▶ [What you are asked to do]:
Return all lines in the material below that contain "label".

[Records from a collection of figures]
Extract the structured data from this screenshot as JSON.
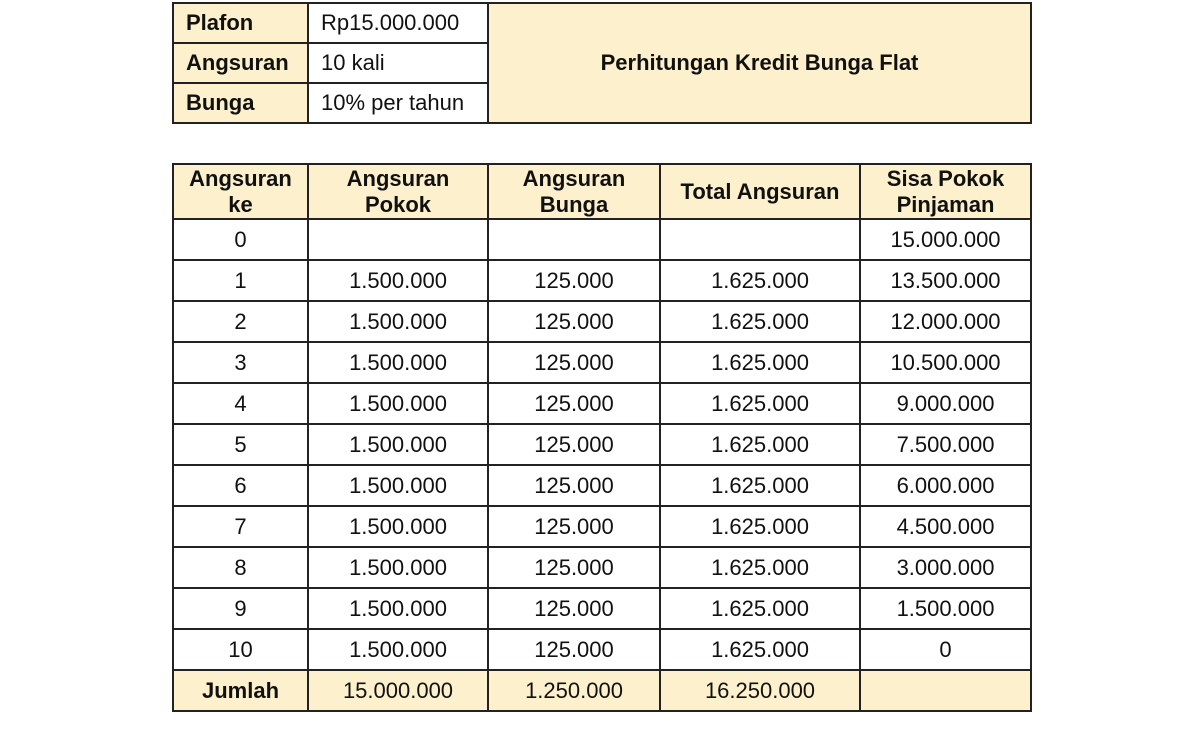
{
  "info": {
    "rows": [
      {
        "label": "Plafon",
        "value": "Rp15.000.000"
      },
      {
        "label": "Angsuran",
        "value": "10 kali"
      },
      {
        "label": "Bunga",
        "value": "10% per tahun"
      }
    ],
    "title": "Perhitungan Kredit Bunga Flat"
  },
  "schedule": {
    "headers": [
      [
        "Angsuran",
        "ke"
      ],
      [
        "Angsuran",
        "Pokok"
      ],
      [
        "Angsuran",
        "Bunga"
      ],
      [
        "Total Angsuran",
        ""
      ],
      [
        "Sisa Pokok",
        "Pinjaman"
      ]
    ],
    "rows": [
      [
        "0",
        "",
        "",
        "",
        "15.000.000"
      ],
      [
        "1",
        "1.500.000",
        "125.000",
        "1.625.000",
        "13.500.000"
      ],
      [
        "2",
        "1.500.000",
        "125.000",
        "1.625.000",
        "12.000.000"
      ],
      [
        "3",
        "1.500.000",
        "125.000",
        "1.625.000",
        "10.500.000"
      ],
      [
        "4",
        "1.500.000",
        "125.000",
        "1.625.000",
        "9.000.000"
      ],
      [
        "5",
        "1.500.000",
        "125.000",
        "1.625.000",
        "7.500.000"
      ],
      [
        "6",
        "1.500.000",
        "125.000",
        "1.625.000",
        "6.000.000"
      ],
      [
        "7",
        "1.500.000",
        "125.000",
        "1.625.000",
        "4.500.000"
      ],
      [
        "8",
        "1.500.000",
        "125.000",
        "1.625.000",
        "3.000.000"
      ],
      [
        "9",
        "1.500.000",
        "125.000",
        "1.625.000",
        "1.500.000"
      ],
      [
        "10",
        "1.500.000",
        "125.000",
        "1.625.000",
        "0"
      ]
    ],
    "total": [
      "Jumlah",
      "15.000.000",
      "1.250.000",
      "16.250.000",
      ""
    ]
  },
  "colors": {
    "header_fill": "#fdf0cc",
    "border": "#222222"
  }
}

▶ [Result of the task]:
        "label": "Plafon",
        "label": "Angsuran",
        "label": "Bunga",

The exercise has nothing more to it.